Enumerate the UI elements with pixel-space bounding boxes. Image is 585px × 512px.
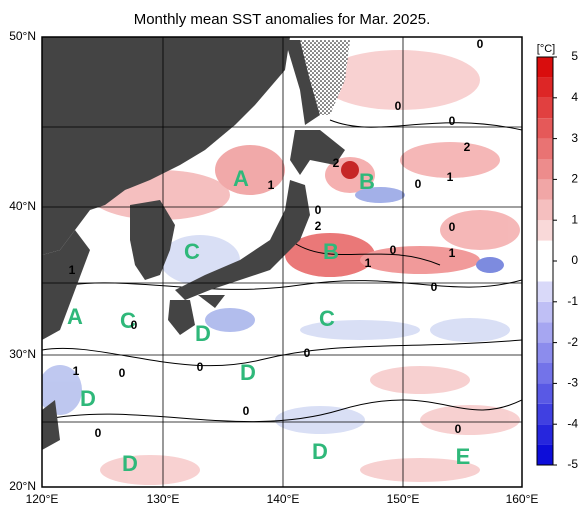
contour-label: 0	[431, 280, 438, 294]
colorbar-tick-label: 2	[571, 172, 578, 186]
colorbar-tick-label: -4	[567, 416, 578, 430]
contour-label: 1	[268, 178, 275, 192]
colorbar-segment	[537, 322, 553, 343]
contour-labels: 0 0 0 1 2 2 1 0 0 2 1 0 0 1 1 0 0 1 0 0 …	[69, 37, 484, 440]
colorbar-unit: [°C]	[537, 43, 555, 55]
lon-label: 120°E	[26, 492, 59, 506]
contour-label: 0	[95, 426, 102, 440]
contour-label: 0	[455, 422, 462, 436]
contour-label: 0	[449, 114, 456, 128]
contour-label: 0	[477, 37, 484, 51]
lat-label: 40°N	[9, 199, 36, 213]
colorbar-segment	[537, 383, 553, 404]
region-label: C	[319, 306, 335, 331]
colorbar: 5 4 3 2 1 0 -1 -2 -3 -4 -5	[536, 49, 578, 471]
contour-label: 1	[365, 256, 372, 270]
colorbar-segment	[537, 363, 553, 384]
contour-label: 1	[449, 246, 456, 260]
region-label: C	[120, 308, 136, 333]
colorbar-segment	[537, 444, 553, 465]
region-label: A	[67, 304, 83, 329]
colorbar-segment	[537, 424, 553, 445]
contour-label: 1	[69, 263, 76, 277]
colorbar-segment	[537, 261, 553, 282]
colorbar-segment	[537, 281, 553, 302]
colorbar-tick-label: 4	[571, 90, 578, 104]
region-label: A	[233, 166, 249, 191]
region-label: D	[122, 451, 138, 476]
lat-label: 50°N	[9, 29, 36, 43]
colorbar-tick-label: 0	[571, 253, 578, 267]
contour-label: 0	[131, 318, 138, 332]
region-label: D	[312, 439, 328, 464]
colorbar-tick-label: 3	[571, 131, 578, 145]
map: A B C B A C D C D D D D E 0 0 0 1 2 2 1 …	[42, 37, 522, 487]
title: Monthly mean SST anomalies for Mar. 2025…	[134, 11, 431, 28]
colorbar-segment	[537, 179, 553, 200]
contour-label: 0	[390, 243, 397, 257]
lon-label: 140°E	[267, 492, 300, 506]
colorbar-segment	[537, 57, 553, 78]
contour-label: 0	[315, 203, 322, 217]
colorbar-segment	[537, 403, 553, 425]
contour-label: 1	[73, 364, 80, 378]
contour-label: 0	[415, 177, 422, 191]
region-label: B	[359, 169, 375, 194]
lon-label: 160°E	[506, 492, 539, 506]
contour-label: 0	[304, 346, 311, 360]
axis-labels: 120°E 130°E 140°E 150°E 160°E 50°N 40°N …	[9, 29, 538, 506]
colorbar-segment	[537, 118, 553, 139]
lon-label: 130°E	[147, 492, 180, 506]
colorbar-tick-label: 5	[571, 49, 578, 63]
colorbar-tick-label: -2	[567, 335, 578, 349]
lat-label: 20°N	[9, 479, 36, 493]
colorbar-segment	[537, 97, 553, 119]
contour-label: 1	[447, 170, 454, 184]
colorbar-segment	[537, 77, 553, 98]
colorbar-segment	[537, 220, 553, 241]
contour-label: 0	[449, 220, 456, 234]
region-label: D	[240, 360, 256, 385]
region-label: C	[184, 239, 200, 264]
contour-label: 0	[119, 366, 126, 380]
colorbar-segment	[537, 342, 553, 363]
contour-label: 2	[333, 156, 340, 170]
contour-label: 2	[464, 140, 471, 154]
region-label: E	[456, 444, 471, 469]
contour-label: 0	[243, 404, 250, 418]
region-label: B	[323, 239, 339, 264]
colorbar-segment	[537, 301, 553, 323]
region-label: D	[80, 386, 96, 411]
colorbar-segment	[537, 240, 553, 261]
colorbar-segment	[537, 159, 553, 180]
colorbar-segment	[537, 138, 553, 159]
colorbar-tick-label: 1	[571, 212, 578, 226]
contour-label: 0	[197, 360, 204, 374]
contour-label: 2	[315, 219, 322, 233]
region-labels: A B C B A C D C D D D D E	[67, 166, 470, 476]
colorbar-segment	[537, 199, 553, 221]
contour-label: 0	[395, 99, 402, 113]
colorbar-tick-label: -1	[567, 294, 578, 308]
region-label: D	[195, 321, 211, 346]
map-frame	[41, 36, 523, 488]
lon-label: 150°E	[387, 492, 420, 506]
colorbar-tick-label: -5	[567, 457, 578, 471]
colorbar-tick-label: -3	[567, 376, 578, 390]
lat-label: 30°N	[9, 347, 36, 361]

### AIM OF THE TASK
Count the lines in the data above that contain the string "tick", and reply with the number alone.

### ANSWER TO THE TASK
11